- WHAT IS BEING ASKED: Copy out every record below exactly as written, but leave out any pictures.

- THE DATA:
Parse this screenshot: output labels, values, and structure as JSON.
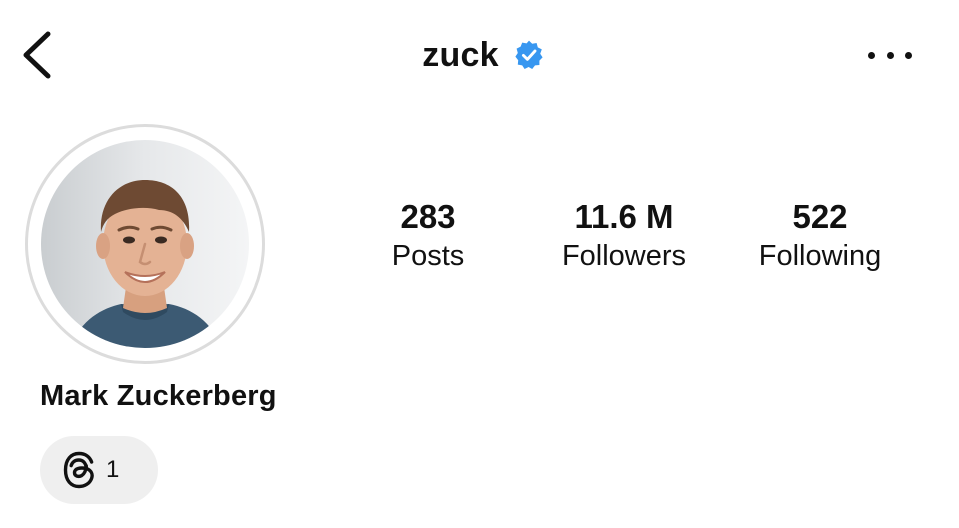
{
  "header": {
    "username": "zuck",
    "back_icon": "chevron-left-icon",
    "verified_icon": "verified-badge-icon",
    "verified_color": "#3897f0",
    "more_icon": "more-horizontal-icon"
  },
  "profile": {
    "full_name": "Mark Zuckerberg",
    "avatar": "profile-photo"
  },
  "stats": [
    {
      "value": "283",
      "label": "Posts"
    },
    {
      "value": "11.6 M",
      "label": "Followers"
    },
    {
      "value": "522",
      "label": "Following"
    }
  ],
  "threads_badge": {
    "icon": "threads-logo-icon",
    "count": "1"
  }
}
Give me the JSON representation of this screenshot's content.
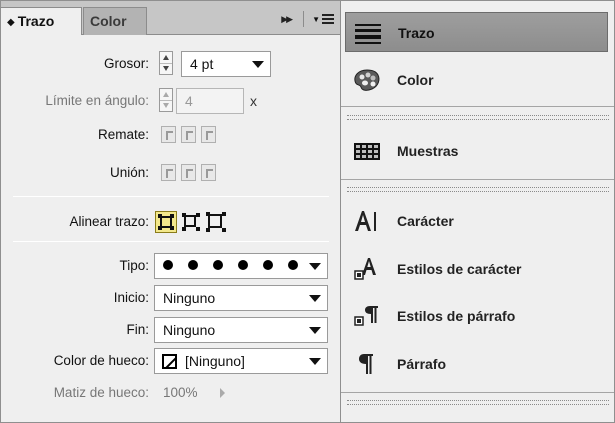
{
  "stroke_panel": {
    "tabs": [
      {
        "label": "Trazo",
        "active": true
      },
      {
        "label": "Color",
        "active": false
      }
    ],
    "weight": {
      "label": "Grosor:",
      "value": "4 pt"
    },
    "miter_limit": {
      "label": "Límite en ángulo:",
      "value": "4",
      "suffix": "x"
    },
    "cap": {
      "label": "Remate:"
    },
    "join": {
      "label": "Unión:"
    },
    "align_stroke": {
      "label": "Alinear trazo:"
    },
    "type": {
      "label": "Tipo:"
    },
    "start": {
      "label": "Inicio:",
      "value": "Ninguno"
    },
    "end": {
      "label": "Fin:",
      "value": "Ninguno"
    },
    "gap_color": {
      "label": "Color de hueco:",
      "value": "[Ninguno]"
    },
    "gap_tint": {
      "label": "Matiz de hueco:",
      "value": "100%"
    }
  },
  "dock": {
    "items": [
      {
        "label": "Trazo",
        "icon": "stroke-icon",
        "active": true
      },
      {
        "label": "Color",
        "icon": "color-palette-icon",
        "active": false
      },
      {
        "label": "Muestras",
        "icon": "swatches-grid-icon",
        "active": false
      },
      {
        "label": "Carácter",
        "icon": "character-icon",
        "active": false
      },
      {
        "label": "Estilos de carácter",
        "icon": "character-styles-icon",
        "active": false
      },
      {
        "label": "Estilos de párrafo",
        "icon": "paragraph-styles-icon",
        "active": false
      },
      {
        "label": "Párrafo",
        "icon": "paragraph-icon",
        "active": false
      }
    ]
  },
  "colors": {
    "panel_bg": "#efefef",
    "tabbar_bg": "#c6c6c6",
    "active_dock_item": "#959595",
    "selected_align_button": "#f3e88b"
  }
}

- WRITTEN SOLUTION:
Parse this screenshot: output labels, values, and structure as JSON.
{
  "header": {
    "username": "zuck",
    "back_icon": "chevron-left-icon",
    "verified_icon": "verified-badge-icon",
    "verified_color": "#3897f0",
    "more_icon": "more-horizontal-icon"
  },
  "profile": {
    "full_name": "Mark Zuckerberg",
    "avatar": "profile-photo"
  },
  "stats": [
    {
      "value": "283",
      "label": "Posts"
    },
    {
      "value": "11.6 M",
      "label": "Followers"
    },
    {
      "value": "522",
      "label": "Following"
    }
  ],
  "threads_badge": {
    "icon": "threads-logo-icon",
    "count": "1"
  }
}
Give me the JSON representation of this screenshot's content.
{
  "stroke_panel": {
    "tabs": [
      {
        "label": "Trazo",
        "active": true
      },
      {
        "label": "Color",
        "active": false
      }
    ],
    "weight": {
      "label": "Grosor:",
      "value": "4 pt"
    },
    "miter_limit": {
      "label": "Límite en ángulo:",
      "value": "4",
      "suffix": "x"
    },
    "cap": {
      "label": "Remate:"
    },
    "join": {
      "label": "Unión:"
    },
    "align_stroke": {
      "label": "Alinear trazo:"
    },
    "type": {
      "label": "Tipo:"
    },
    "start": {
      "label": "Inicio:",
      "value": "Ninguno"
    },
    "end": {
      "label": "Fin:",
      "value": "Ninguno"
    },
    "gap_color": {
      "label": "Color de hueco:",
      "value": "[Ninguno]"
    },
    "gap_tint": {
      "label": "Matiz de hueco:",
      "value": "100%"
    }
  },
  "dock": {
    "items": [
      {
        "label": "Trazo",
        "icon": "stroke-icon",
        "active": true
      },
      {
        "label": "Color",
        "icon": "color-palette-icon",
        "active": false
      },
      {
        "label": "Muestras",
        "icon": "swatches-grid-icon",
        "active": false
      },
      {
        "label": "Carácter",
        "icon": "character-icon",
        "active": false
      },
      {
        "label": "Estilos de carácter",
        "icon": "character-styles-icon",
        "active": false
      },
      {
        "label": "Estilos de párrafo",
        "icon": "paragraph-styles-icon",
        "active": false
      },
      {
        "label": "Párrafo",
        "icon": "paragraph-icon",
        "active": false
      }
    ]
  },
  "colors": {
    "panel_bg": "#efefef",
    "tabbar_bg": "#c6c6c6",
    "active_dock_item": "#959595",
    "selected_align_button": "#f3e88b"
  }
}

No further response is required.